GIVEN INSTRUCTION
Please write out the material that follows, exactly as it stands.

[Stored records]
□ □ □ □

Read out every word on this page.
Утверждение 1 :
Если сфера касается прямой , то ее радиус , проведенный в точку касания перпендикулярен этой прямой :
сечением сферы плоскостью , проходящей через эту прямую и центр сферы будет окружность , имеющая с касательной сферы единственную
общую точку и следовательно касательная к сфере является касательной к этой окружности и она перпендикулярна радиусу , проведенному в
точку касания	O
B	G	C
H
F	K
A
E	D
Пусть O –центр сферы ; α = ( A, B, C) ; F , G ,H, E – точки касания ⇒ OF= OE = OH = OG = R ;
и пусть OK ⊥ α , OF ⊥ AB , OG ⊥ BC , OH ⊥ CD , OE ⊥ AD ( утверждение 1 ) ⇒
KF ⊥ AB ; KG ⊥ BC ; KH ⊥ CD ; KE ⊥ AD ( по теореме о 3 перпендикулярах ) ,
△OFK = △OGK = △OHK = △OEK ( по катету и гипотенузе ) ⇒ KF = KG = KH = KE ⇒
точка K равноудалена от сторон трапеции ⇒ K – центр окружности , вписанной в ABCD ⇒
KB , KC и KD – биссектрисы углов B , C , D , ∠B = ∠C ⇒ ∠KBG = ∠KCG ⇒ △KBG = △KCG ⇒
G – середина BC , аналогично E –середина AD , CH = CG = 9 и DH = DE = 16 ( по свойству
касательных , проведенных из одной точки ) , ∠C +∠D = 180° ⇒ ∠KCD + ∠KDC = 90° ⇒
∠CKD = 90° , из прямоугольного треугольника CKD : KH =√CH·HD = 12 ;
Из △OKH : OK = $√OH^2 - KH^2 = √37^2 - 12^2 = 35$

□ □ □ □

ANSWER
Read out every word on this page.
Утверждение 1 :
Если сфера касается прямой , то ее радиус , проведенный в точку касания перпендикулярен этой прямой :
сечением сферы плоскостью , проходящей через эту прямую и центр сферы будет окружность , имеющая с касательной сферы единственную
общую точку и следовательно касательная к сфере является касательной к этой окружности и она перпендикулярна радиусу , проведенному в
точку касания	O
B	G	C
H
F	K
A
E	D
Пусть O –центр сферы ; α = ( A, B, C) ; F , G ,H, E – точки касания ⇒ OF= OE = OH = OG = R ;
и пусть OK ⊥ α , OF ⊥ AB , OG ⊥ BC , OH ⊥ CD , OE ⊥ AD ( утверждение 1 ) ⇒
KF ⊥ AB ; KG ⊥ BC ; KH ⊥ CD ; KE ⊥ AD ( по теореме о 3 перпендикулярах ) ,
△OFK = △OGK = △OHK = △OEK ( по катету и гипотенузе ) ⇒ KF = KG = KH = KE ⇒
точка K равноудалена от сторон трапеции ⇒ K – центр окружности , вписанной в ABCD ⇒
KB , KC и KD – биссектрисы углов B , C , D , ∠B = ∠C ⇒ ∠KBG = ∠KCG ⇒ △KBG = △KCG ⇒
G – середина BC , аналогично E –середина AD , CH = CG = 9 и DH = DE = 16 ( по свойству
касательных , проведенных из одной точки ) , ∠C +∠D = 180° ⇒ ∠KCD + ∠KDC = 90° ⇒
∠CKD = 90° , из прямоугольного треугольника CKD : KH =√CH·HD = 12 ;
Из △OKH : OK = $√OH^2 - KH^2 = √37^2 - 12^2 = 35$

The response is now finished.